# Stated task
Transcribe all the records exactly and omit any images they hold.

─── Exercise data ───

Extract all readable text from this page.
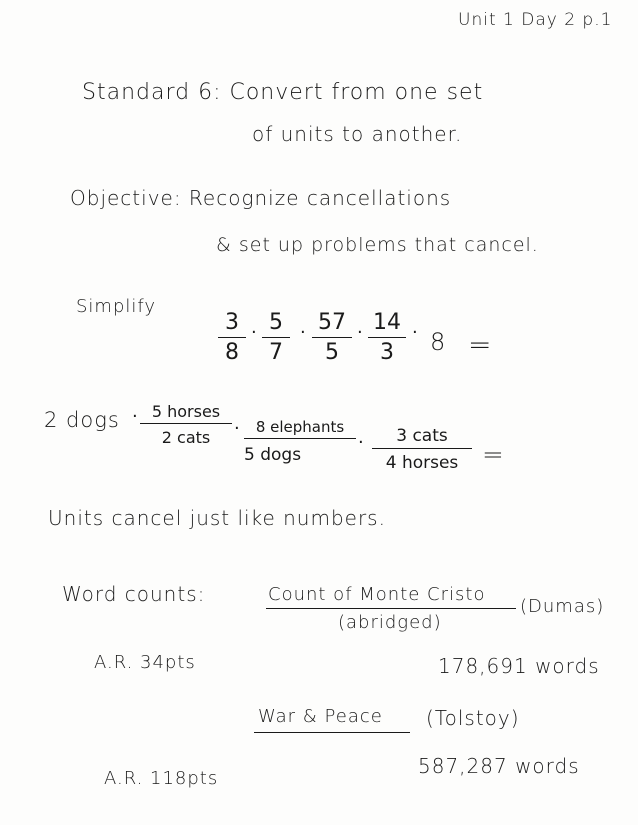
Unit 1 Day 2 p.1
Standard 6: Convert from one set
of units to another.
Objective: Recognize cancellations
& set up problems that cancel.
Simplify
3
8
· 5
7
· 57
5
· 14
3
· 8 =
2 dogs · 5 horses
2 cats	·	8 elephants
5 dogs
·	3 cats
4 horses =
Units cancel just like numbers.
Word counts:	Count of Monte Cristo
(abridged)
(Dumas)
A.R. 34pts	178,691 words
War & Peace (Tolstoy)
587,287 words
A.R. 118pts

───

# Result for this task
Extract all readable text from this page.
Unit 1 Day 2 p.1
Standard 6: Convert from one set
of units to another.
Objective: Recognize cancellations
& set up problems that cancel.
Simplify
3
8
· 5
7
· 57
5
· 14
3
· 8 =
2 dogs · 5 horses
2 cats	·	8 elephants
5 dogs
·	3 cats
4 horses =
Units cancel just like numbers.
Word counts:	Count of Monte Cristo
(abridged)
(Dumas)
A.R. 34pts	178,691 words
War & Peace (Tolstoy)
587,287 words
A.R. 118pts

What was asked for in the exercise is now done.